* _Exercise directions_
Count the lines that hold the string "莱比锡RB". Reply with the number alone.

start Dataset rows

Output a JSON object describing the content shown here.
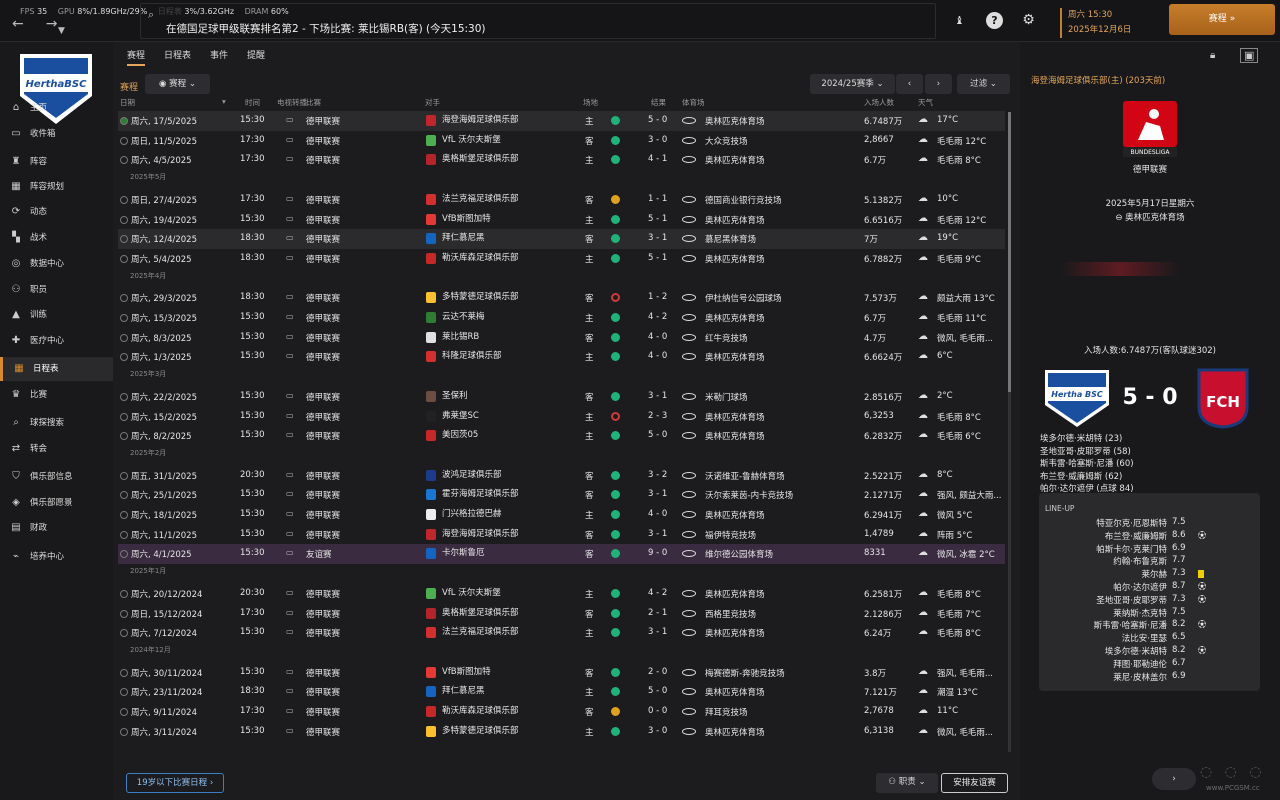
{
  "topbar": {
    "fps_label": "FPS",
    "fps_value": "35",
    "gpu_label": "GPU",
    "gpu_value": "8%/1.89GHz/29%",
    "gpu_mem_value": "3%/3.62GHz",
    "dram_label": "DRAM",
    "dram_value": "60%",
    "faded_text": "日程表",
    "headline": "在德国足球甲级联赛排名第2 - 下场比赛: 莱比锡RB(客) (今天15:30)",
    "weekday_time": "周六 15:30",
    "date": "2025年12月6日",
    "continue_label": "赛程",
    "continue_arrows": "»"
  },
  "sidebar": {
    "items": [
      {
        "label": "主页",
        "icon": "home-icon",
        "glyph": "⌂"
      },
      {
        "label": "收件箱",
        "icon": "inbox-icon",
        "glyph": "▭"
      },
      {
        "label": "阵容",
        "icon": "shirt-icon",
        "glyph": "♜"
      },
      {
        "label": "阵容规划",
        "icon": "planning-icon",
        "glyph": "▦"
      },
      {
        "label": "动态",
        "icon": "dynamics-icon",
        "glyph": "⟳"
      },
      {
        "label": "战术",
        "icon": "tactics-icon",
        "glyph": "▚"
      },
      {
        "label": "数据中心",
        "icon": "data-hub-icon",
        "glyph": "◎"
      },
      {
        "label": "职员",
        "icon": "staff-icon",
        "glyph": "⚇"
      },
      {
        "label": "训练",
        "icon": "training-icon",
        "glyph": "▲"
      },
      {
        "label": "医疗中心",
        "icon": "medical-icon",
        "glyph": "✚"
      },
      {
        "label": "日程表",
        "icon": "calendar-icon",
        "glyph": "▦"
      },
      {
        "label": "比赛",
        "icon": "trophy-icon",
        "glyph": "♛"
      },
      {
        "label": "球探搜索",
        "icon": "scouting-icon",
        "glyph": "⌕"
      },
      {
        "label": "转会",
        "icon": "transfers-icon",
        "glyph": "⇄"
      },
      {
        "label": "俱乐部信息",
        "icon": "club-info-icon",
        "glyph": "⛉"
      },
      {
        "label": "俱乐部愿景",
        "icon": "club-vision-icon",
        "glyph": "◈"
      },
      {
        "label": "财政",
        "icon": "finances-icon",
        "glyph": "▤"
      },
      {
        "label": "培养中心",
        "icon": "development-icon",
        "glyph": "⌁"
      }
    ]
  },
  "tabs": [
    "赛程",
    "日程表",
    "事件",
    "提醒"
  ],
  "section": {
    "title": "赛程",
    "view_dropdown": "赛程",
    "season": "2024/25赛季",
    "filter": "过滤"
  },
  "columns": {
    "date": "日期",
    "time": "时间",
    "tv": "电视转播",
    "competition": "比赛",
    "opponent": "对手",
    "venue": "场地",
    "result": "结果",
    "stadium": "体育场",
    "attendance": "入场人数",
    "weather": "天气"
  },
  "fixtures": [
    {
      "date": "周六, 17/5/2025",
      "time": "15:30",
      "comp": "德甲联赛",
      "opp": "海登海姆足球俱乐部",
      "venue": "主",
      "outcome": "W",
      "score": "5 - 0",
      "stadium": "奥林匹克体育场",
      "att": "6.7487万",
      "weather": "17°C",
      "hl": true,
      "badge": "#c0272d"
    },
    {
      "date": "周日, 11/5/2025",
      "time": "17:30",
      "comp": "德甲联赛",
      "opp": "VfL 沃尔夫斯堡",
      "venue": "客",
      "outcome": "W",
      "score": "3 - 0",
      "stadium": "大众竞技场",
      "att": "2,8667",
      "weather": "毛毛雨 12°C",
      "badge": "#4caf50"
    },
    {
      "date": "周六, 4/5/2025",
      "time": "17:30",
      "comp": "德甲联赛",
      "opp": "奥格斯堡足球俱乐部",
      "venue": "主",
      "outcome": "W",
      "score": "4 - 1",
      "stadium": "奥林匹克体育场",
      "att": "6.7万",
      "weather": "毛毛雨 8°C",
      "badge": "#b3242b"
    },
    {
      "month": "2025年5月"
    },
    {
      "date": "周日, 27/4/2025",
      "time": "17:30",
      "comp": "德甲联赛",
      "opp": "法兰克福足球俱乐部",
      "venue": "客",
      "outcome": "D",
      "score": "1 - 1",
      "stadium": "德国商业银行竞技场",
      "att": "5.1382万",
      "weather": "10°C",
      "badge": "#d32f2f"
    },
    {
      "date": "周六, 19/4/2025",
      "time": "15:30",
      "comp": "德甲联赛",
      "opp": "VfB斯图加特",
      "venue": "主",
      "outcome": "W",
      "score": "5 - 1",
      "stadium": "奥林匹克体育场",
      "att": "6.6516万",
      "weather": "毛毛雨 12°C",
      "badge": "#e53935"
    },
    {
      "date": "周六, 12/4/2025",
      "time": "18:30",
      "comp": "德甲联赛",
      "opp": "拜仁慕尼黑",
      "venue": "客",
      "outcome": "W",
      "score": "3 - 1",
      "stadium": "慕尼黑体育场",
      "att": "7万",
      "weather": "19°C",
      "hl": true,
      "badge": "#1565c0"
    },
    {
      "date": "周六, 5/4/2025",
      "time": "18:30",
      "comp": "德甲联赛",
      "opp": "勒沃库森足球俱乐部",
      "venue": "主",
      "outcome": "W",
      "score": "5 - 1",
      "stadium": "奥林匹克体育场",
      "att": "6.7882万",
      "weather": "毛毛雨 9°C",
      "badge": "#c62828"
    },
    {
      "month": "2025年4月"
    },
    {
      "date": "周六, 29/3/2025",
      "time": "18:30",
      "comp": "德甲联赛",
      "opp": "多特蒙德足球俱乐部",
      "venue": "客",
      "outcome": "L",
      "score": "1 - 2",
      "stadium": "伊杜纳信号公园球场",
      "att": "7.573万",
      "weather": "颇益大雨 13°C",
      "badge": "#fbc02d"
    },
    {
      "date": "周六, 15/3/2025",
      "time": "15:30",
      "comp": "德甲联赛",
      "opp": "云达不莱梅",
      "venue": "主",
      "outcome": "W",
      "score": "4 - 2",
      "stadium": "奥林匹克体育场",
      "att": "6.7万",
      "weather": "毛毛雨 11°C",
      "badge": "#2e7d32"
    },
    {
      "date": "周六, 8/3/2025",
      "time": "15:30",
      "comp": "德甲联赛",
      "opp": "莱比锡RB",
      "venue": "客",
      "outcome": "W",
      "score": "4 - 0",
      "stadium": "红牛竞技场",
      "att": "4.7万",
      "weather": "微风, 毛毛雨...",
      "badge": "#e0e0e0"
    },
    {
      "date": "周六, 1/3/2025",
      "time": "15:30",
      "comp": "德甲联赛",
      "opp": "科隆足球俱乐部",
      "venue": "主",
      "outcome": "W",
      "score": "4 - 0",
      "stadium": "奥林匹克体育场",
      "att": "6.6624万",
      "weather": "6°C",
      "badge": "#d32f2f"
    },
    {
      "month": "2025年3月"
    },
    {
      "date": "周六, 22/2/2025",
      "time": "15:30",
      "comp": "德甲联赛",
      "opp": "圣保利",
      "venue": "客",
      "outcome": "W",
      "score": "3 - 1",
      "stadium": "米勒门球场",
      "att": "2.8516万",
      "weather": "2°C",
      "badge": "#6d4c41"
    },
    {
      "date": "周六, 15/2/2025",
      "time": "15:30",
      "comp": "德甲联赛",
      "opp": "弗莱堡SC",
      "venue": "主",
      "outcome": "L",
      "score": "2 - 3",
      "stadium": "奥林匹克体育场",
      "att": "6,3253",
      "weather": "毛毛雨 8°C",
      "badge": "#212121"
    },
    {
      "date": "周六, 8/2/2025",
      "time": "15:30",
      "comp": "德甲联赛",
      "opp": "美因茨05",
      "venue": "主",
      "outcome": "W",
      "score": "5 - 0",
      "stadium": "奥林匹克体育场",
      "att": "6.2832万",
      "weather": "毛毛雨 6°C",
      "badge": "#c62828"
    },
    {
      "month": "2025年2月"
    },
    {
      "date": "周五, 31/1/2025",
      "time": "20:30",
      "comp": "德甲联赛",
      "opp": "波鸿足球俱乐部",
      "venue": "客",
      "outcome": "W",
      "score": "3 - 2",
      "stadium": "沃诺维亚-鲁赫体育场",
      "att": "2.5221万",
      "weather": "8°C",
      "badge": "#1e3a8a"
    },
    {
      "date": "周六, 25/1/2025",
      "time": "15:30",
      "comp": "德甲联赛",
      "opp": "霍芬海姆足球俱乐部",
      "venue": "客",
      "outcome": "W",
      "score": "3 - 1",
      "stadium": "沃尔索莱茵-内卡竞技场",
      "att": "2.1271万",
      "weather": "强风, 颇益大雨...",
      "badge": "#1976d2"
    },
    {
      "date": "周六, 18/1/2025",
      "time": "15:30",
      "comp": "德甲联赛",
      "opp": "门兴格拉德巴赫",
      "venue": "主",
      "outcome": "W",
      "score": "4 - 0",
      "stadium": "奥林匹克体育场",
      "att": "6.2941万",
      "weather": "微风 5°C",
      "badge": "#eeeeee"
    },
    {
      "date": "周六, 11/1/2025",
      "time": "15:30",
      "comp": "德甲联赛",
      "opp": "海登海姆足球俱乐部",
      "venue": "客",
      "outcome": "W",
      "score": "3 - 1",
      "stadium": "福伊特竞技场",
      "att": "1,4789",
      "weather": "阵雨 5°C",
      "badge": "#c0272d"
    },
    {
      "date": "周六, 4/1/2025",
      "time": "15:30",
      "comp": "友谊赛",
      "opp": "卡尔斯鲁厄",
      "venue": "客",
      "outcome": "W",
      "score": "9 - 0",
      "stadium": "维尔德公园体育场",
      "att": "8331",
      "weather": "微风, 冰雹 2°C",
      "purple": true,
      "badge": "#1565c0"
    },
    {
      "month": "2025年1月"
    },
    {
      "date": "周六, 20/12/2024",
      "time": "20:30",
      "comp": "德甲联赛",
      "opp": "VfL 沃尔夫斯堡",
      "venue": "主",
      "outcome": "W",
      "score": "4 - 2",
      "stadium": "奥林匹克体育场",
      "att": "6.2581万",
      "weather": "毛毛雨 8°C",
      "badge": "#4caf50"
    },
    {
      "date": "周日, 15/12/2024",
      "time": "17:30",
      "comp": "德甲联赛",
      "opp": "奥格斯堡足球俱乐部",
      "venue": "客",
      "outcome": "W",
      "score": "2 - 1",
      "stadium": "西格里竞技场",
      "att": "2.1286万",
      "weather": "毛毛雨 7°C",
      "badge": "#b3242b"
    },
    {
      "date": "周六, 7/12/2024",
      "time": "15:30",
      "comp": "德甲联赛",
      "opp": "法兰克福足球俱乐部",
      "venue": "主",
      "outcome": "W",
      "score": "3 - 1",
      "stadium": "奥林匹克体育场",
      "att": "6.24万",
      "weather": "毛毛雨 8°C",
      "badge": "#d32f2f"
    },
    {
      "month": "2024年12月"
    },
    {
      "date": "周六, 30/11/2024",
      "time": "15:30",
      "comp": "德甲联赛",
      "opp": "VfB斯图加特",
      "venue": "客",
      "outcome": "W",
      "score": "2 - 0",
      "stadium": "梅赛德斯-奔驰竞技场",
      "att": "3.8万",
      "weather": "强风, 毛毛雨...",
      "badge": "#e53935"
    },
    {
      "date": "周六, 23/11/2024",
      "time": "18:30",
      "comp": "德甲联赛",
      "opp": "拜仁慕尼黑",
      "venue": "主",
      "outcome": "W",
      "score": "5 - 0",
      "stadium": "奥林匹克体育场",
      "att": "7.121万",
      "weather": "潮湿 13°C",
      "badge": "#1565c0"
    },
    {
      "date": "周六, 9/11/2024",
      "time": "17:30",
      "comp": "德甲联赛",
      "opp": "勒沃库森足球俱乐部",
      "venue": "客",
      "outcome": "D",
      "score": "0 - 0",
      "stadium": "拜耳竞技场",
      "att": "2,7678",
      "weather": "11°C",
      "badge": "#c62828"
    },
    {
      "date": "周六, 3/11/2024",
      "time": "15:30",
      "comp": "德甲联赛",
      "opp": "多特蒙德足球俱乐部",
      "venue": "主",
      "outcome": "W",
      "score": "3 - 0",
      "stadium": "奥林匹克体育场",
      "att": "6,3138",
      "weather": "微风, 毛毛雨...",
      "badge": "#fbc02d"
    }
  ],
  "bottom": {
    "youth_button": "19岁以下比赛日程",
    "staff_dropdown": "职责",
    "arrange_button": "安排友谊赛"
  },
  "match_panel": {
    "title": "海登海姆足球俱乐部(主) (203天前)",
    "league_logo_text": "BUNDESLIGA",
    "league": "德甲联赛",
    "date": "2025年5月17日星期六",
    "stadium": "奥林匹克体育场",
    "attendance": "入场人数:6.7487万(客队球迷302)",
    "home_crest_text": "Hertha BSC",
    "score": "5 - 0",
    "away_crest_text": "FCH",
    "scorers": [
      "埃多尔德·米胡特 (23)",
      "圣地亚哥·皮耶罗蒂 (58)",
      "斯韦雷·哈塞斯·尼潘 (60)",
      "布兰登·威廉姆斯 (62)",
      "帕尔·达尔遮伊 (点球 84)"
    ],
    "lineup_title": "LINE-UP",
    "lineup": [
      {
        "name": "特亚尔克·厄恩斯特",
        "rating": "7.5",
        "icon": ""
      },
      {
        "name": "布兰登·威廉姆斯",
        "rating": "8.6",
        "icon": "ball"
      },
      {
        "name": "帕斯卡尔·克莱门特",
        "rating": "6.9",
        "icon": ""
      },
      {
        "name": "约翰·布鲁克斯",
        "rating": "7.7",
        "icon": ""
      },
      {
        "name": "莱尔赫",
        "rating": "7.3",
        "icon": "yellow"
      },
      {
        "name": "帕尔·达尔遮伊",
        "rating": "8.7",
        "icon": "ball"
      },
      {
        "name": "圣地亚哥·皮耶罗蒂",
        "rating": "7.3",
        "icon": "ball"
      },
      {
        "name": "莱纳斯·杰克特",
        "rating": "7.5",
        "icon": ""
      },
      {
        "name": "斯韦雷·哈塞斯·尼潘",
        "rating": "8.2",
        "icon": "ball"
      },
      {
        "name": "法比安·里瑟",
        "rating": "6.5",
        "icon": ""
      },
      {
        "name": "埃多尔德·米胡特",
        "rating": "8.2",
        "icon": "ball"
      },
      {
        "name": "拜图·耶勒迪伦",
        "rating": "6.7",
        "icon": ""
      },
      {
        "name": "莱尼·皮林盖尔",
        "rating": "6.9",
        "icon": ""
      }
    ]
  },
  "watermark": "www.PCGSM.cc",
  "colors": {
    "accent": "#e3a65a",
    "win": "#1fb37a",
    "draw": "#e0a020",
    "loss": "#d23a3a",
    "friendly_row": "#3a2b40"
  }
}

end Dataset rows

* _Expected answer_
2